[Stated goal]: Each line below should be retyped exactly, with no pictures.

□ □ □ □

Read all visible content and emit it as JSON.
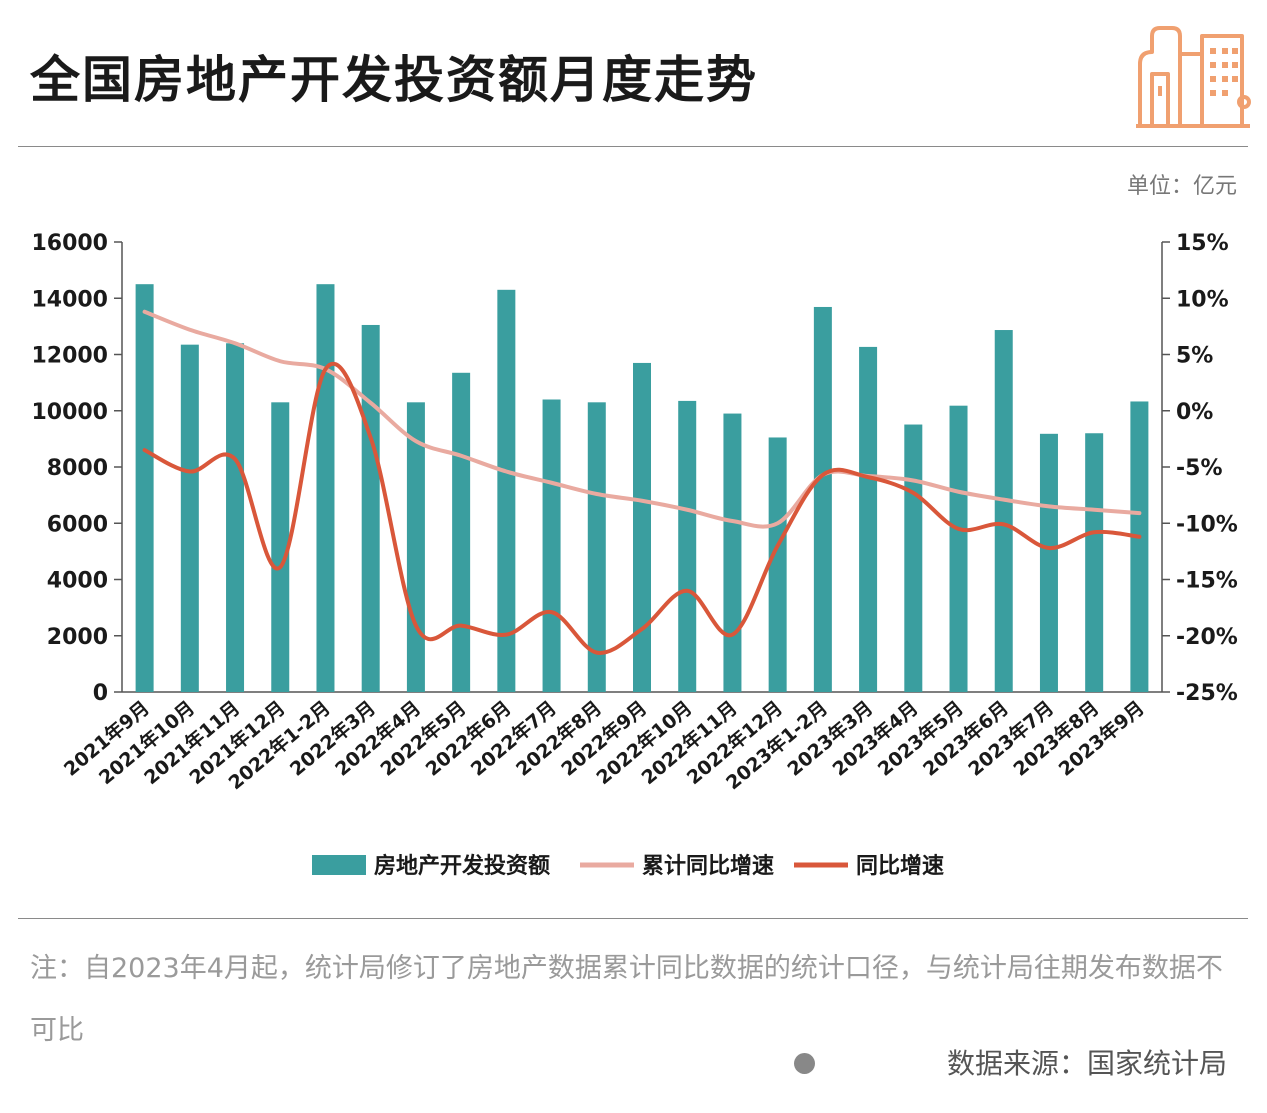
{
  "header": {
    "title": "全国房地产开发投资额月度走势",
    "unit": "单位：亿元"
  },
  "colors": {
    "bar": "#3a9e9f",
    "cumulative_line": "#e9aaa0",
    "yoy_line": "#d9573a",
    "axis": "#555555",
    "logo": "#f0a070"
  },
  "icons": {
    "logo": "building-logo-icon"
  },
  "chart_data": {
    "type": "bar",
    "categories": [
      "2021年9月",
      "2021年10月",
      "2021年11月",
      "2021年12月",
      "2022年1-2月",
      "2022年3月",
      "2022年4月",
      "2022年5月",
      "2022年6月",
      "2022年7月",
      "2022年8月",
      "2022年9月",
      "2022年10月",
      "2022年11月",
      "2022年12月",
      "2023年1-2月",
      "2023年3月",
      "2023年4月",
      "2023年5月",
      "2023年6月",
      "2023年7月",
      "2023年8月",
      "2023年9月"
    ],
    "y_left": {
      "min": 0,
      "max": 16000,
      "ticks": [
        "0",
        "2000",
        "4000",
        "6000",
        "8000",
        "10000",
        "12000",
        "14000",
        "16000"
      ]
    },
    "y_right": {
      "min": -25,
      "max": 15,
      "ticks": [
        "-25%",
        "-20%",
        "-15%",
        "-10%",
        "-5%",
        "0%",
        "5%",
        "10%",
        "15%"
      ]
    },
    "series": [
      {
        "name": "房地产开发投资额",
        "kind": "bar",
        "axis": "left",
        "values": [
          14500,
          12350,
          12400,
          10300,
          14500,
          13050,
          10300,
          11350,
          14300,
          10400,
          10300,
          11700,
          10350,
          9900,
          9050,
          13690,
          12270,
          9510,
          10180,
          12870,
          9180,
          9200,
          10330
        ]
      },
      {
        "name": "累计同比增速",
        "kind": "line",
        "axis": "right",
        "values": [
          8.8,
          7.2,
          6.0,
          4.4,
          3.7,
          0.7,
          -2.7,
          -4.0,
          -5.4,
          -6.4,
          -7.4,
          -8.0,
          -8.8,
          -9.8,
          -10.0,
          -5.7,
          -5.8,
          -6.2,
          -7.2,
          -7.9,
          -8.5,
          -8.8,
          -9.1
        ]
      },
      {
        "name": "同比增速",
        "kind": "line",
        "axis": "right",
        "values": [
          -3.5,
          -5.4,
          -4.3,
          -13.9,
          3.7,
          -2.4,
          -19.1,
          -19.1,
          -19.9,
          -17.9,
          -21.5,
          -19.4,
          -16.0,
          -19.9,
          -12.0,
          -5.7,
          -5.9,
          -7.3,
          -10.5,
          -10.1,
          -12.2,
          -10.8,
          -11.2
        ]
      }
    ],
    "legend_position": "bottom"
  },
  "footer": {
    "note": "注：自2023年4月起，统计局修订了房地产数据累计同比数据的统计口径，与统计局往期发布数据不可比",
    "source": "数据来源：国家统计局"
  }
}
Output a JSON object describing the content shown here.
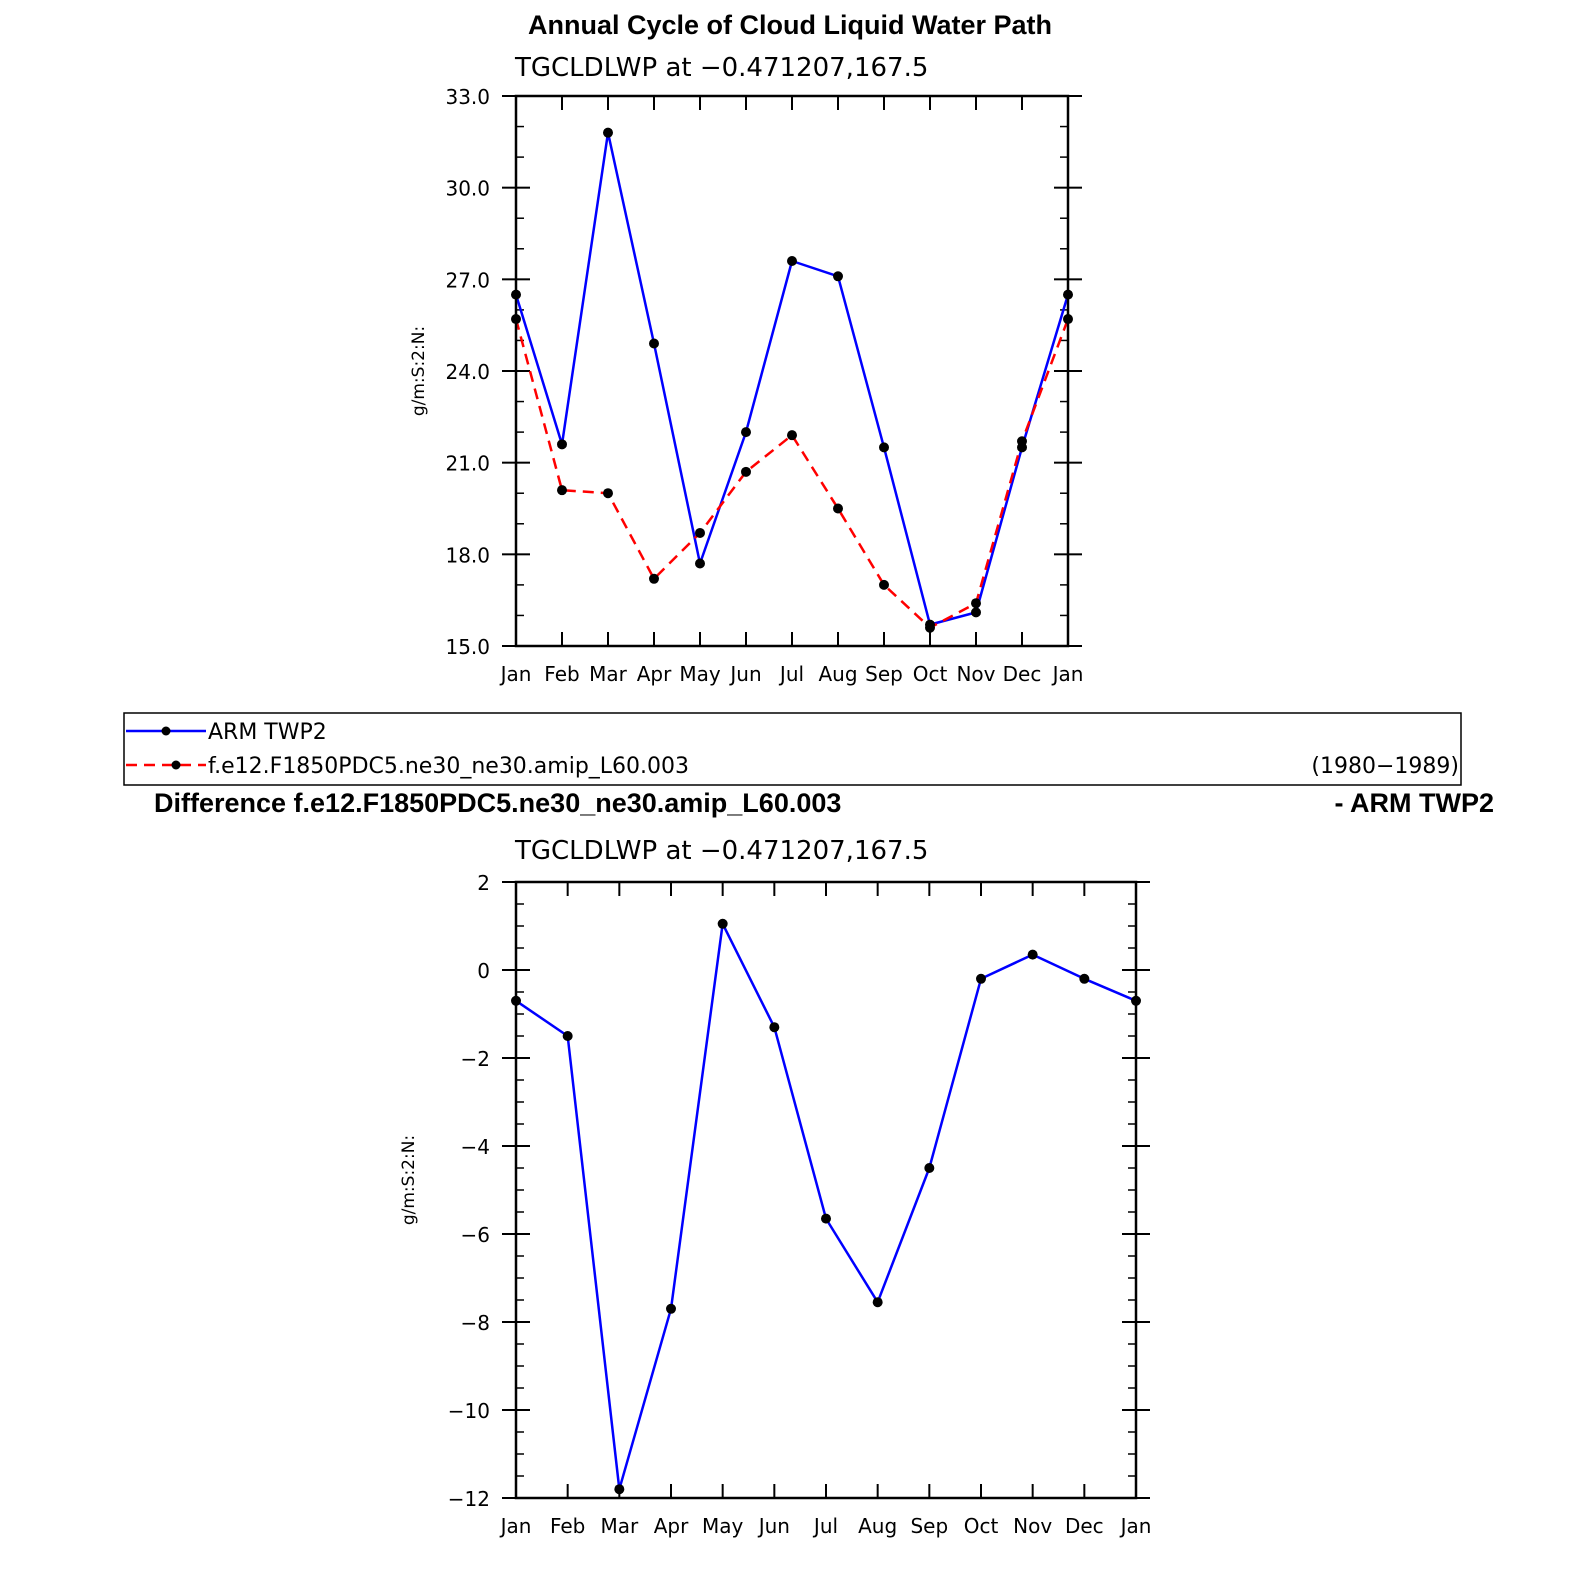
{
  "chart_data": [
    {
      "type": "line",
      "title": "Annual Cycle of Cloud Liquid Water Path",
      "subtitle": "TGCLDLWP  at  −0.471207,167.5",
      "ylabel": "g/m:S:2:N:",
      "ylim": [
        15.0,
        33.0
      ],
      "yticks": [
        "15.0",
        "18.0",
        "21.0",
        "24.0",
        "27.0",
        "30.0",
        "33.0"
      ],
      "categories": [
        "Jan",
        "Feb",
        "Mar",
        "Apr",
        "May",
        "Jun",
        "Jul",
        "Aug",
        "Sep",
        "Oct",
        "Nov",
        "Dec",
        "Jan"
      ],
      "series": [
        {
          "name": "ARM  TWP2",
          "color": "#0000ff",
          "dash": "solid",
          "values": [
            26.5,
            21.6,
            31.8,
            24.9,
            17.7,
            22.0,
            27.6,
            27.1,
            21.5,
            15.7,
            16.1,
            21.5,
            26.5
          ]
        },
        {
          "name": "f.e12.F1850PDC5.ne30_ne30.amip_L60.003",
          "color": "#ff0000",
          "dash": "dashed",
          "values": [
            25.7,
            20.1,
            20.0,
            17.2,
            18.7,
            20.7,
            21.9,
            19.5,
            17.0,
            15.6,
            16.4,
            21.7,
            25.7
          ]
        }
      ],
      "legend": {
        "entries": [
          "ARM  TWP2",
          "f.e12.F1850PDC5.ne30_ne30.amip_L60.003"
        ],
        "period": "(1980−1989)",
        "placement": "bottom"
      }
    },
    {
      "type": "line",
      "title": "Difference f.e12.F1850PDC5.ne30_ne30.amip_L60.003",
      "title_right": "- ARM TWP2",
      "subtitle": "TGCLDLWP  at  −0.471207,167.5",
      "ylabel": "g/m:S:2:N:",
      "ylim": [
        -12,
        2
      ],
      "yticks": [
        "−12",
        "−10",
        "−8",
        "−6",
        "−4",
        "−2",
        "0",
        "2"
      ],
      "categories": [
        "Jan",
        "Feb",
        "Mar",
        "Apr",
        "May",
        "Jun",
        "Jul",
        "Aug",
        "Sep",
        "Oct",
        "Nov",
        "Dec",
        "Jan"
      ],
      "series": [
        {
          "color": "#0000ff",
          "dash": "solid",
          "values": [
            -0.7,
            -1.5,
            -11.8,
            -7.7,
            1.05,
            -1.3,
            -5.65,
            -7.55,
            -4.5,
            -0.2,
            0.35,
            -0.2,
            -0.7
          ]
        }
      ]
    }
  ]
}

□ □ □ □

[In response]:
Read all visible content and emit it as JSON.
{
  "header": {
    "title": "全国房地产开发投资额月度走势",
    "unit": "单位：亿元"
  },
  "colors": {
    "bar": "#3a9e9f",
    "cumulative_line": "#e9aaa0",
    "yoy_line": "#d9573a",
    "axis": "#555555",
    "logo": "#f0a070"
  },
  "icons": {
    "logo": "building-logo-icon"
  },
  "chart_data": {
    "type": "bar",
    "categories": [
      "2021年9月",
      "2021年10月",
      "2021年11月",
      "2021年12月",
      "2022年1-2月",
      "2022年3月",
      "2022年4月",
      "2022年5月",
      "2022年6月",
      "2022年7月",
      "2022年8月",
      "2022年9月",
      "2022年10月",
      "2022年11月",
      "2022年12月",
      "2023年1-2月",
      "2023年3月",
      "2023年4月",
      "2023年5月",
      "2023年6月",
      "2023年7月",
      "2023年8月",
      "2023年9月"
    ],
    "y_left": {
      "min": 0,
      "max": 16000,
      "ticks": [
        "0",
        "2000",
        "4000",
        "6000",
        "8000",
        "10000",
        "12000",
        "14000",
        "16000"
      ]
    },
    "y_right": {
      "min": -25,
      "max": 15,
      "ticks": [
        "-25%",
        "-20%",
        "-15%",
        "-10%",
        "-5%",
        "0%",
        "5%",
        "10%",
        "15%"
      ]
    },
    "series": [
      {
        "name": "房地产开发投资额",
        "kind": "bar",
        "axis": "left",
        "values": [
          14500,
          12350,
          12400,
          10300,
          14500,
          13050,
          10300,
          11350,
          14300,
          10400,
          10300,
          11700,
          10350,
          9900,
          9050,
          13690,
          12270,
          9510,
          10180,
          12870,
          9180,
          9200,
          10330
        ]
      },
      {
        "name": "累计同比增速",
        "kind": "line",
        "axis": "right",
        "values": [
          8.8,
          7.2,
          6.0,
          4.4,
          3.7,
          0.7,
          -2.7,
          -4.0,
          -5.4,
          -6.4,
          -7.4,
          -8.0,
          -8.8,
          -9.8,
          -10.0,
          -5.7,
          -5.8,
          -6.2,
          -7.2,
          -7.9,
          -8.5,
          -8.8,
          -9.1
        ]
      },
      {
        "name": "同比增速",
        "kind": "line",
        "axis": "right",
        "values": [
          -3.5,
          -5.4,
          -4.3,
          -13.9,
          3.7,
          -2.4,
          -19.1,
          -19.1,
          -19.9,
          -17.9,
          -21.5,
          -19.4,
          -16.0,
          -19.9,
          -12.0,
          -5.7,
          -5.9,
          -7.3,
          -10.5,
          -10.1,
          -12.2,
          -10.8,
          -11.2
        ]
      }
    ],
    "legend_position": "bottom"
  },
  "footer": {
    "note": "注：自2023年4月起，统计局修订了房地产数据累计同比数据的统计口径，与统计局往期发布数据不可比",
    "source": "数据来源：国家统计局"
  }
}
Output a JSON object describing the content shown here.
{
  "chart_data": [
    {
      "type": "line",
      "title": "Annual Cycle of Cloud Liquid Water Path",
      "subtitle": "TGCLDLWP  at  −0.471207,167.5",
      "ylabel": "g/m:S:2:N:",
      "ylim": [
        15.0,
        33.0
      ],
      "yticks": [
        "15.0",
        "18.0",
        "21.0",
        "24.0",
        "27.0",
        "30.0",
        "33.0"
      ],
      "categories": [
        "Jan",
        "Feb",
        "Mar",
        "Apr",
        "May",
        "Jun",
        "Jul",
        "Aug",
        "Sep",
        "Oct",
        "Nov",
        "Dec",
        "Jan"
      ],
      "series": [
        {
          "name": "ARM  TWP2",
          "color": "#0000ff",
          "dash": "solid",
          "values": [
            26.5,
            21.6,
            31.8,
            24.9,
            17.7,
            22.0,
            27.6,
            27.1,
            21.5,
            15.7,
            16.1,
            21.5,
            26.5
          ]
        },
        {
          "name": "f.e12.F1850PDC5.ne30_ne30.amip_L60.003",
          "color": "#ff0000",
          "dash": "dashed",
          "values": [
            25.7,
            20.1,
            20.0,
            17.2,
            18.7,
            20.7,
            21.9,
            19.5,
            17.0,
            15.6,
            16.4,
            21.7,
            25.7
          ]
        }
      ],
      "legend": {
        "entries": [
          "ARM  TWP2",
          "f.e12.F1850PDC5.ne30_ne30.amip_L60.003"
        ],
        "period": "(1980−1989)",
        "placement": "bottom"
      }
    },
    {
      "type": "line",
      "title": "Difference f.e12.F1850PDC5.ne30_ne30.amip_L60.003",
      "title_right": "- ARM TWP2",
      "subtitle": "TGCLDLWP  at  −0.471207,167.5",
      "ylabel": "g/m:S:2:N:",
      "ylim": [
        -12,
        2
      ],
      "yticks": [
        "−12",
        "−10",
        "−8",
        "−6",
        "−4",
        "−2",
        "0",
        "2"
      ],
      "categories": [
        "Jan",
        "Feb",
        "Mar",
        "Apr",
        "May",
        "Jun",
        "Jul",
        "Aug",
        "Sep",
        "Oct",
        "Nov",
        "Dec",
        "Jan"
      ],
      "series": [
        {
          "color": "#0000ff",
          "dash": "solid",
          "values": [
            -0.7,
            -1.5,
            -11.8,
            -7.7,
            1.05,
            -1.3,
            -5.65,
            -7.55,
            -4.5,
            -0.2,
            0.35,
            -0.2,
            -0.7
          ]
        }
      ]
    }
  ]
}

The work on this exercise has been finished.